--- SUPPLIED DATA ---
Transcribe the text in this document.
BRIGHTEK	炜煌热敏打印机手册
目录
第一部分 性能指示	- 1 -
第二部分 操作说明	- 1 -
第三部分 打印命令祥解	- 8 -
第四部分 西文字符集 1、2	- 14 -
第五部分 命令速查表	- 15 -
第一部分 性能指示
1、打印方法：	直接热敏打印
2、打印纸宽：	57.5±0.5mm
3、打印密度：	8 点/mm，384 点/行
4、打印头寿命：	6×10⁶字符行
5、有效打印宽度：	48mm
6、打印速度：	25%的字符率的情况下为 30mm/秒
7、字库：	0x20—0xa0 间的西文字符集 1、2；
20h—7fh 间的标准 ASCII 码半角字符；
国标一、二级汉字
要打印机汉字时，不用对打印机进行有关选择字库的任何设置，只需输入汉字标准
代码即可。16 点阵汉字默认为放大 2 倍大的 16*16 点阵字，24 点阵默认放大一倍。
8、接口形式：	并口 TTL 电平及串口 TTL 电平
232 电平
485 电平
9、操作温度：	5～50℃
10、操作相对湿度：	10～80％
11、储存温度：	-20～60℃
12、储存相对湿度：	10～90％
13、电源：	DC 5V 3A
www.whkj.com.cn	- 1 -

--- EXERCISE AIM ---
Return every entry verbatim.

--- TASK RESULT ---
Transcribe the text in this document.
BRIGHTEK	炜煌热敏打印机手册
目录
第一部分 性能指示	- 1 -
第二部分 操作说明	- 1 -
第三部分 打印命令祥解	- 8 -
第四部分 西文字符集 1、2	- 14 -
第五部分 命令速查表	- 15 -
第一部分 性能指示
1、打印方法：	直接热敏打印
2、打印纸宽：	57.5±0.5mm
3、打印密度：	8 点/mm，384 点/行
4、打印头寿命：	6×10⁶字符行
5、有效打印宽度：	48mm
6、打印速度：	25%的字符率的情况下为 30mm/秒
7、字库：	0x20—0xa0 间的西文字符集 1、2；
20h—7fh 间的标准 ASCII 码半角字符；
国标一、二级汉字
要打印机汉字时，不用对打印机进行有关选择字库的任何设置，只需输入汉字标准
代码即可。16 点阵汉字默认为放大 2 倍大的 16*16 点阵字，24 点阵默认放大一倍。
8、接口形式：	并口 TTL 电平及串口 TTL 电平
232 电平
485 电平
9、操作温度：	5～50℃
10、操作相对湿度：	10～80％
11、储存温度：	-20～60℃
12、储存相对湿度：	10～90％
13、电源：	DC 5V 3A
www.whkj.com.cn	- 1 -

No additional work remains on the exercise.